start

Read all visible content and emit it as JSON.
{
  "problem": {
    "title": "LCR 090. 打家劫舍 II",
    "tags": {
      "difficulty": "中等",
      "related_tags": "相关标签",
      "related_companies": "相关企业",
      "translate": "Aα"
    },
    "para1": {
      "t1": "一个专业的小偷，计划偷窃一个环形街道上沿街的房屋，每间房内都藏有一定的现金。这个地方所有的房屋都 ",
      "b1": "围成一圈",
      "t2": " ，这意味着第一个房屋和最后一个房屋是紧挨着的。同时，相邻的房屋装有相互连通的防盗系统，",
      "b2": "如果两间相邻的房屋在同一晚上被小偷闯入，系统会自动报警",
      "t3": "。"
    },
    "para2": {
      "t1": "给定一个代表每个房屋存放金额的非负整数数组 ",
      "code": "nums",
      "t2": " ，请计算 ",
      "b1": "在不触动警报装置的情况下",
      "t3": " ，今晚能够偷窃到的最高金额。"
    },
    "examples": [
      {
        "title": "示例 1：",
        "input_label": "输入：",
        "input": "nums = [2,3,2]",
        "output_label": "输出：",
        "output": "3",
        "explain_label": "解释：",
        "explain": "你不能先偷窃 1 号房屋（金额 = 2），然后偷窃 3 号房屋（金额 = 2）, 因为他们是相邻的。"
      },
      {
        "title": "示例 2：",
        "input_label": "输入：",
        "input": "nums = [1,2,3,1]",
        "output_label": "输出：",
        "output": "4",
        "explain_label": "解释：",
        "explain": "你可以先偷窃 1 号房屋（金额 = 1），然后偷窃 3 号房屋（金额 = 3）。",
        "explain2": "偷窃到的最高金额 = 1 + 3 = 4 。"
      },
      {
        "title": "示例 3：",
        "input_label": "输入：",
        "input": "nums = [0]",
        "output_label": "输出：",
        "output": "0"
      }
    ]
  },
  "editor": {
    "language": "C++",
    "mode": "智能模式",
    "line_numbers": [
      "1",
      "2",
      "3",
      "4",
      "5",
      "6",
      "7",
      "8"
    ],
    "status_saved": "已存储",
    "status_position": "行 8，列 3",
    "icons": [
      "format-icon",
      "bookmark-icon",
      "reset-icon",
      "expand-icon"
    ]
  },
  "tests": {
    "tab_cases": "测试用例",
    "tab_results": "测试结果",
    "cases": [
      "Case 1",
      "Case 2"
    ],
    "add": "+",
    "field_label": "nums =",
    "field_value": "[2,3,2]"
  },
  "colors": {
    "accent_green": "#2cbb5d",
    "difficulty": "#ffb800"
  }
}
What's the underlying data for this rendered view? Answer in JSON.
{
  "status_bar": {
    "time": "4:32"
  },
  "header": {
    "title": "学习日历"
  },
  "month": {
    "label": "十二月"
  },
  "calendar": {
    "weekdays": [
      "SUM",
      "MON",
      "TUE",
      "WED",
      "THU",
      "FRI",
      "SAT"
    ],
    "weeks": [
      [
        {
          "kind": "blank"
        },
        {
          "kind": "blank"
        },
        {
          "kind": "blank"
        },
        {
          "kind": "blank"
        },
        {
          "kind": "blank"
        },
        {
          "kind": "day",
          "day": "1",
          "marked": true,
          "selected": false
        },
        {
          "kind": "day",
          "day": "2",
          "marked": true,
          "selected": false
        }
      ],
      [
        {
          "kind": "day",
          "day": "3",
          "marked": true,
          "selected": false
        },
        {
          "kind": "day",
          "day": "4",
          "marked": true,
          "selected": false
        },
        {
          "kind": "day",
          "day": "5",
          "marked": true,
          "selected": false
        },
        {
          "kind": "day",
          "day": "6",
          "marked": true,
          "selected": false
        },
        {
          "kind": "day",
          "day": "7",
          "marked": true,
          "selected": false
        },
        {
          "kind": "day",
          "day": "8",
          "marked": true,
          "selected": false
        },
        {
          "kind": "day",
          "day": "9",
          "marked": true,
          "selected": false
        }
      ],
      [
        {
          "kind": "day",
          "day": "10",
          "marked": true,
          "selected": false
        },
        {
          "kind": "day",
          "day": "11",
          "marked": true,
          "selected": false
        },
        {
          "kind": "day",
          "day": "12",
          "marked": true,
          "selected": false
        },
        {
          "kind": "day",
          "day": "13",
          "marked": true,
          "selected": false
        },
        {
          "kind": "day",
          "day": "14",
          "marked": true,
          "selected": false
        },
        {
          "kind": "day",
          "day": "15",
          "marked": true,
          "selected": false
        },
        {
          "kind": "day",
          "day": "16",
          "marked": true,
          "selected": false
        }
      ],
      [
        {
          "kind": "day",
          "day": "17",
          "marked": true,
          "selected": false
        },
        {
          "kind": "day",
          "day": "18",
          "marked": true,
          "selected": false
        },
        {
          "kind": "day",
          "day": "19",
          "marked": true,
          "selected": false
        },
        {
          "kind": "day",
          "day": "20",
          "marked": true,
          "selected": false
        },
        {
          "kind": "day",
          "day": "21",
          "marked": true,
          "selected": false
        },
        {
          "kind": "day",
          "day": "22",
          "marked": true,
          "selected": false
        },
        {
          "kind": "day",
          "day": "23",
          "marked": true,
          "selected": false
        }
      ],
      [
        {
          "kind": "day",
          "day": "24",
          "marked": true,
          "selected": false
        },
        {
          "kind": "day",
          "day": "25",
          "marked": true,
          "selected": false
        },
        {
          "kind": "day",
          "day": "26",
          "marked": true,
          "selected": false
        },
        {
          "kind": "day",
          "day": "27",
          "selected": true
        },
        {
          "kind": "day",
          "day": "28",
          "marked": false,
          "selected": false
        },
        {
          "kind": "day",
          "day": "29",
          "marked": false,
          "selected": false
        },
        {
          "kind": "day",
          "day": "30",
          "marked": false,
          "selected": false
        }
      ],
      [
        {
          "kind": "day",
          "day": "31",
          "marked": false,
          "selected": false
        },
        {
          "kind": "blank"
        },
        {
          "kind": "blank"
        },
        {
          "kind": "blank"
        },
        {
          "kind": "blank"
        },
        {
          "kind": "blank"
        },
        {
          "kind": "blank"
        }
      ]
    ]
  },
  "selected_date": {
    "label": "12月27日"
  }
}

end

GIVEN INSTRUCTION —
Going over the lines above, work out how many include "然后偷窃", then give only that number.

ANSWER TO THE PROBLEM —
2